• REQUIRED WORK
Return every line below in which "What" appears.

# # # #

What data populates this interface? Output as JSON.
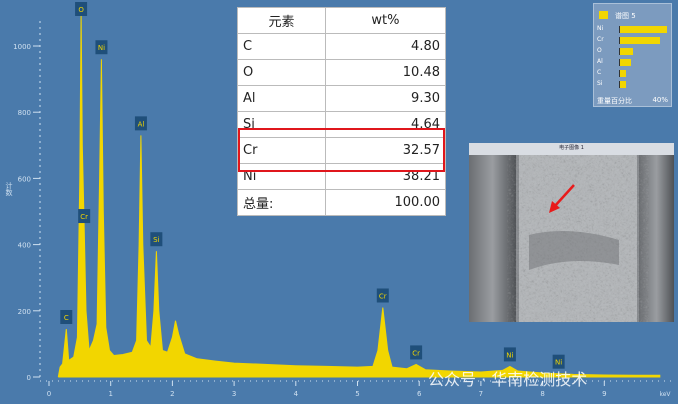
{
  "chart_data": {
    "type": "line",
    "title": "",
    "xlabel": "keV",
    "ylabel": "计数",
    "xlim": [
      0,
      10
    ],
    "ylim": [
      0,
      1100
    ],
    "xticks": [
      0,
      1,
      2,
      3,
      4,
      5,
      6,
      7,
      8,
      9
    ],
    "yticks": [
      0,
      200,
      400,
      600,
      800,
      1000
    ],
    "grid": false,
    "fill_color": "#f2d600",
    "spectrum": [
      [
        0.15,
        0
      ],
      [
        0.18,
        30
      ],
      [
        0.22,
        40
      ],
      [
        0.28,
        145
      ],
      [
        0.32,
        50
      ],
      [
        0.4,
        60
      ],
      [
        0.46,
        120
      ],
      [
        0.5,
        600
      ],
      [
        0.52,
        1110
      ],
      [
        0.54,
        700
      ],
      [
        0.57,
        450
      ],
      [
        0.6,
        200
      ],
      [
        0.65,
        80
      ],
      [
        0.72,
        110
      ],
      [
        0.78,
        160
      ],
      [
        0.82,
        600
      ],
      [
        0.85,
        960
      ],
      [
        0.88,
        500
      ],
      [
        0.92,
        150
      ],
      [
        0.98,
        80
      ],
      [
        1.05,
        65
      ],
      [
        1.2,
        68
      ],
      [
        1.35,
        75
      ],
      [
        1.42,
        110
      ],
      [
        1.46,
        400
      ],
      [
        1.49,
        730
      ],
      [
        1.52,
        400
      ],
      [
        1.58,
        110
      ],
      [
        1.65,
        90
      ],
      [
        1.7,
        200
      ],
      [
        1.74,
        380
      ],
      [
        1.78,
        200
      ],
      [
        1.84,
        80
      ],
      [
        1.92,
        75
      ],
      [
        2.0,
        120
      ],
      [
        2.05,
        170
      ],
      [
        2.1,
        130
      ],
      [
        2.2,
        70
      ],
      [
        2.4,
        55
      ],
      [
        2.7,
        48
      ],
      [
        3.0,
        42
      ],
      [
        3.5,
        38
      ],
      [
        4.0,
        34
      ],
      [
        4.5,
        32
      ],
      [
        5.0,
        30
      ],
      [
        5.25,
        32
      ],
      [
        5.33,
        80
      ],
      [
        5.41,
        210
      ],
      [
        5.49,
        80
      ],
      [
        5.56,
        30
      ],
      [
        5.8,
        25
      ],
      [
        5.95,
        38
      ],
      [
        6.1,
        22
      ],
      [
        6.5,
        18
      ],
      [
        7.0,
        15
      ],
      [
        7.35,
        20
      ],
      [
        7.47,
        32
      ],
      [
        7.6,
        18
      ],
      [
        8.0,
        12
      ],
      [
        8.26,
        10
      ],
      [
        8.5,
        8
      ],
      [
        9.0,
        6
      ],
      [
        9.5,
        5
      ],
      [
        9.9,
        5
      ]
    ],
    "peak_labels": [
      {
        "el": "C",
        "keV": 0.28
      },
      {
        "el": "O",
        "keV": 0.52
      },
      {
        "el": "Cr",
        "keV": 0.57
      },
      {
        "el": "Ni",
        "keV": 0.85
      },
      {
        "el": "Al",
        "keV": 1.49
      },
      {
        "el": "Si",
        "keV": 1.74
      },
      {
        "el": "Cr",
        "keV": 5.41
      },
      {
        "el": "Cr",
        "keV": 5.95
      },
      {
        "el": "Ni",
        "keV": 7.47
      },
      {
        "el": "Ni",
        "keV": 8.26
      }
    ]
  },
  "table": {
    "header": [
      "元素",
      "wt%"
    ],
    "rows": [
      [
        "C",
        "4.80"
      ],
      [
        "O",
        "10.48"
      ],
      [
        "Al",
        "9.30"
      ],
      [
        "Si",
        "4.64"
      ],
      [
        "Cr",
        "32.57"
      ],
      [
        "Ni",
        "38.21"
      ],
      [
        "总量:",
        "100.00"
      ]
    ],
    "highlight_color": "#e0161c"
  },
  "legend": {
    "series": "谱图 5",
    "footer": "重量百分比",
    "scale": "40%",
    "scale_max": 40,
    "bars": [
      [
        "Ni",
        38.21
      ],
      [
        "Cr",
        32.57
      ],
      [
        "O",
        10.48
      ],
      [
        "Al",
        9.3
      ],
      [
        "C",
        4.8
      ],
      [
        "Si",
        4.64
      ]
    ]
  },
  "sem": {
    "title": "电子图像 1"
  },
  "watermark": "公众号 · 华南检测技术"
}
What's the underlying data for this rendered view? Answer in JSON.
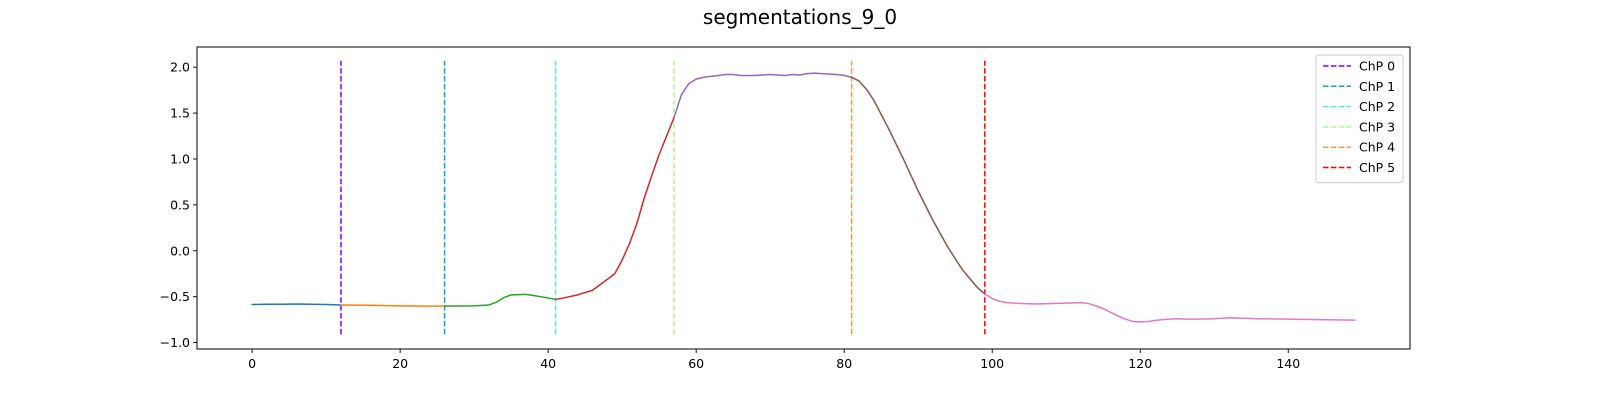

# # # #

• RESULT OF THIS TASK
What data populates this interface? Output as JSON.
What's the underlying data for this rendered view? Answer in JSON.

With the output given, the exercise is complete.